• [Given text]
____
Originally Published: May 30, 2014

In which I write about three newly minted poetry series that take place along the border between Canada and the U.S.A. Earlier, I spoke of a pop-up series in Detroit. My second dispatch featured Toronto’s Coven. My last report will cover ACROSS, a born-in-2014 series that also takes place in Toronto.

ACROSS takes place in a gorgeous space: St Stephen in-the-Fields, a church built in1858 in the Victorian Gothic revival style. No longer “in the fields,” it sits in the thick of urban density near Spadina and College. An Anglican church, it is renown for its inclusivity and a community weekend breakfast program that serves 7,000 meals annually to people in need. It is currently under the direction of priest Maggie Helwig who also acts as co-presenter of the series.
____
(Stored items)
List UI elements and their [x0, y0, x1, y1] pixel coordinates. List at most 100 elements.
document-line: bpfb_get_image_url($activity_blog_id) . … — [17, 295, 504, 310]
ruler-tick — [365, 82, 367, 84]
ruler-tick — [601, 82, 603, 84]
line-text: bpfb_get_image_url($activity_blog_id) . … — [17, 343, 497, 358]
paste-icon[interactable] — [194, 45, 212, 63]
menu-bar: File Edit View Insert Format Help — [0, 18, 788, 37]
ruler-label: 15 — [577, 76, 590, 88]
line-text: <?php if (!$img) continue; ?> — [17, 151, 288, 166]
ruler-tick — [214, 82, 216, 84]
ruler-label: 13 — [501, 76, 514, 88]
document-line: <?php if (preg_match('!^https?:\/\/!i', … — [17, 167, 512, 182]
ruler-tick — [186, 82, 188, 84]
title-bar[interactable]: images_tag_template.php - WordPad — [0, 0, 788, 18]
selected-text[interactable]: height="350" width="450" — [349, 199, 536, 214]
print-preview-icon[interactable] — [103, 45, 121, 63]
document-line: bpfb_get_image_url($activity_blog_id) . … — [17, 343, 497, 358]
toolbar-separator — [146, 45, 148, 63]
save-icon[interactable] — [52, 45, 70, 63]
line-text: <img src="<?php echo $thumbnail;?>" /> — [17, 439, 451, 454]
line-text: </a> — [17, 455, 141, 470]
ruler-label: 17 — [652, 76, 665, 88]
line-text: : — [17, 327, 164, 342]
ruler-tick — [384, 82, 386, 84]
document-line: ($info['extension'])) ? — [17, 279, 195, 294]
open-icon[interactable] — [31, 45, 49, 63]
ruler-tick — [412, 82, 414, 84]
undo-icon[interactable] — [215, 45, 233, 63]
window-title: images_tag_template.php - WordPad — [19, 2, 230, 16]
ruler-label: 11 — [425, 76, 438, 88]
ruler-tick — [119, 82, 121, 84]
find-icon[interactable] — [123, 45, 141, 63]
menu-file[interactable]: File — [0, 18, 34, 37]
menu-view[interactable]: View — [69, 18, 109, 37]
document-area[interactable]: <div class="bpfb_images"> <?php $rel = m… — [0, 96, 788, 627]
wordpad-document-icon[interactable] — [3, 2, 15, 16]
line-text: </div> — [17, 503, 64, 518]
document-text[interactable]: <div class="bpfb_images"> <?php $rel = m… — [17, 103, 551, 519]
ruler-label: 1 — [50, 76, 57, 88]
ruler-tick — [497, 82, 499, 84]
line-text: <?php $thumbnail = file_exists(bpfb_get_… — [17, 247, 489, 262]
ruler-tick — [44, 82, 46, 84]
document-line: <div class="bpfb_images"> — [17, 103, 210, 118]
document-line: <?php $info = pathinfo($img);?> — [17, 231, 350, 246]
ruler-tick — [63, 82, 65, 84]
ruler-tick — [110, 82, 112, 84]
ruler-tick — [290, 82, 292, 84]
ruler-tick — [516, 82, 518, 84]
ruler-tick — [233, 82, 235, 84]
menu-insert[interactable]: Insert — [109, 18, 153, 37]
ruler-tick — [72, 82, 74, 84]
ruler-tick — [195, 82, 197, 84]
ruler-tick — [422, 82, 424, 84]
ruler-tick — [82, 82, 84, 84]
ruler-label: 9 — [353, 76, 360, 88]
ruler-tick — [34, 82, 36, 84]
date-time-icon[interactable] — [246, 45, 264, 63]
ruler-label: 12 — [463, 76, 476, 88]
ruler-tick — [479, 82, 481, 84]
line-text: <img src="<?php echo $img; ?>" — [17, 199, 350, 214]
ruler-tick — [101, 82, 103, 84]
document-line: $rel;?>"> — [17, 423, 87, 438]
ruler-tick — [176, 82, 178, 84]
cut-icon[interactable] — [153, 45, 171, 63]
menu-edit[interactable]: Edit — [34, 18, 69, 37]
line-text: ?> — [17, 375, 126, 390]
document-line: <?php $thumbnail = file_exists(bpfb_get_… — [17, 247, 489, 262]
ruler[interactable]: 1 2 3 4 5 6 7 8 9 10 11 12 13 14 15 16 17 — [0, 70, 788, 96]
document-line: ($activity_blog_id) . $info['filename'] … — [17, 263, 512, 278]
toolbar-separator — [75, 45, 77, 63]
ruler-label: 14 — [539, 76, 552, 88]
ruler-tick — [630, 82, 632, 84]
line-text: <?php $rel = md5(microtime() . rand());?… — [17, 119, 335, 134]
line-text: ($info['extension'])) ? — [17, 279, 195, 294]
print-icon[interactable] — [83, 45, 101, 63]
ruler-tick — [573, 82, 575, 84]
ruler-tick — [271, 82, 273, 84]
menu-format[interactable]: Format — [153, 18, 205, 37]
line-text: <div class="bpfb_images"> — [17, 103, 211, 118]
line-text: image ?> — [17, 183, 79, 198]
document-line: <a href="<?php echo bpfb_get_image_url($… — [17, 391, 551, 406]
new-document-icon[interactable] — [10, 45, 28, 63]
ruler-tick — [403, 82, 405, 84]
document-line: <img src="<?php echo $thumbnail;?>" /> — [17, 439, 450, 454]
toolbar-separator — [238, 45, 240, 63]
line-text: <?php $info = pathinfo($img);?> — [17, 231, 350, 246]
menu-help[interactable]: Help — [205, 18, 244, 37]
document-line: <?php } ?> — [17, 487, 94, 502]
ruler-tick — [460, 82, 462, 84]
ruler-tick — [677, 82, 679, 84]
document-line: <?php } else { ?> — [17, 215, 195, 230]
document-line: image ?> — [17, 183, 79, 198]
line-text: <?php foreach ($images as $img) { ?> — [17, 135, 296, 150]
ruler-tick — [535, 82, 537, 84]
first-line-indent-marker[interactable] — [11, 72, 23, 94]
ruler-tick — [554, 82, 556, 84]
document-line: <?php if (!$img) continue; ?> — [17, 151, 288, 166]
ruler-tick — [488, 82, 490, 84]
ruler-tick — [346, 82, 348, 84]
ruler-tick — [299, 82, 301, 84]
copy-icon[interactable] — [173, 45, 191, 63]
____
• [Aim of the task] Set down, word for word, the part of the passage on the border poetry series that begins at the words "Originally Published: May" and ends after the words "of the series.".

• [Task answer]
Originally Published: May 30, 2014

In which I write about three newly minted poetry series that take place along the border between Canada and the U.S.A. Earlier, I spoke of a pop-up series in Detroit. My second dispatch featured Toronto’s Coven. My last report will cover ACROSS, a born-in-2014 series that also takes place in Toronto.

ACROSS takes place in a gorgeous space: St Stephen in-the-Fields, a church built in1858 in the Victorian Gothic revival style. No longer “in the fields,” it sits in the thick of urban density near Spadina and College. An Anglican church, it is renown for its inclusivity and a community weekend breakfast program that serves 7,000 meals annually to people in need. It is currently under the direction of priest Maggie Helwig who also acts as co-presenter of the series.